[START SOURCE MATERIAL]

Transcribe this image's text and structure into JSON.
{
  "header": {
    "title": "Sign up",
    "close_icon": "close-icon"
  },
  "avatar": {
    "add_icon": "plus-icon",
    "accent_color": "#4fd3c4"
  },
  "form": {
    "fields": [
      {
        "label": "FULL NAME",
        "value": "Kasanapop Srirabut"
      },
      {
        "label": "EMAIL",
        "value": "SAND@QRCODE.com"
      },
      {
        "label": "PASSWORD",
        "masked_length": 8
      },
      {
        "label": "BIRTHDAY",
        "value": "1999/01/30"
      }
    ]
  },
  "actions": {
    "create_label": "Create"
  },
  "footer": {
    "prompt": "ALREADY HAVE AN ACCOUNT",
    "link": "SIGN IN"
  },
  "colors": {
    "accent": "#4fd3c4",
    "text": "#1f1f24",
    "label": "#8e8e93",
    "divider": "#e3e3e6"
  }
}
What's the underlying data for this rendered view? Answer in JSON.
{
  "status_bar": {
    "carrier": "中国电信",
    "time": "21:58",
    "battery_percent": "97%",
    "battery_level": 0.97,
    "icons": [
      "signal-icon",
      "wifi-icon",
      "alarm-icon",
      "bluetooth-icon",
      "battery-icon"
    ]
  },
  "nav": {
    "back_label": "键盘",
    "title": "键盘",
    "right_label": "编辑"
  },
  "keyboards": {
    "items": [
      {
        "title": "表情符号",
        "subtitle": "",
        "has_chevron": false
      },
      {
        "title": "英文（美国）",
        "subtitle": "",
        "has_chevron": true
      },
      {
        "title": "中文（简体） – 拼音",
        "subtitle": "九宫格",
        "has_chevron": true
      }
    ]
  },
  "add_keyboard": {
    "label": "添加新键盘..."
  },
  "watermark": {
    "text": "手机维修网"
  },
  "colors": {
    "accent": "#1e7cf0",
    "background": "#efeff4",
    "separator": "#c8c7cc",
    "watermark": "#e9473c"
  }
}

[END SOURCE MATERIAL]

> **YOUR GOAL**: Write each line above out exactly.

> **REPLY TO THE TASK**:
Transcribe this image's text and structure into JSON.
{
  "header": {
    "title": "Sign up",
    "close_icon": "close-icon"
  },
  "avatar": {
    "add_icon": "plus-icon",
    "accent_color": "#4fd3c4"
  },
  "form": {
    "fields": [
      {
        "label": "FULL NAME",
        "value": "Kasanapop Srirabut"
      },
      {
        "label": "EMAIL",
        "value": "SAND@QRCODE.com"
      },
      {
        "label": "PASSWORD",
        "masked_length": 8
      },
      {
        "label": "BIRTHDAY",
        "value": "1999/01/30"
      }
    ]
  },
  "actions": {
    "create_label": "Create"
  },
  "footer": {
    "prompt": "ALREADY HAVE AN ACCOUNT",
    "link": "SIGN IN"
  },
  "colors": {
    "accent": "#4fd3c4",
    "text": "#1f1f24",
    "label": "#8e8e93",
    "divider": "#e3e3e6"
  }
}
What's the underlying data for this rendered view? Answer in JSON.
{
  "status_bar": {
    "carrier": "中国电信",
    "time": "21:58",
    "battery_percent": "97%",
    "battery_level": 0.97,
    "icons": [
      "signal-icon",
      "wifi-icon",
      "alarm-icon",
      "bluetooth-icon",
      "battery-icon"
    ]
  },
  "nav": {
    "back_label": "键盘",
    "title": "键盘",
    "right_label": "编辑"
  },
  "keyboards": {
    "items": [
      {
        "title": "表情符号",
        "subtitle": "",
        "has_chevron": false
      },
      {
        "title": "英文（美国）",
        "subtitle": "",
        "has_chevron": true
      },
      {
        "title": "中文（简体） – 拼音",
        "subtitle": "九宫格",
        "has_chevron": true
      }
    ]
  },
  "add_keyboard": {
    "label": "添加新键盘..."
  },
  "watermark": {
    "text": "手机维修网"
  },
  "colors": {
    "accent": "#1e7cf0",
    "background": "#efeff4",
    "separator": "#c8c7cc",
    "watermark": "#e9473c"
  }
}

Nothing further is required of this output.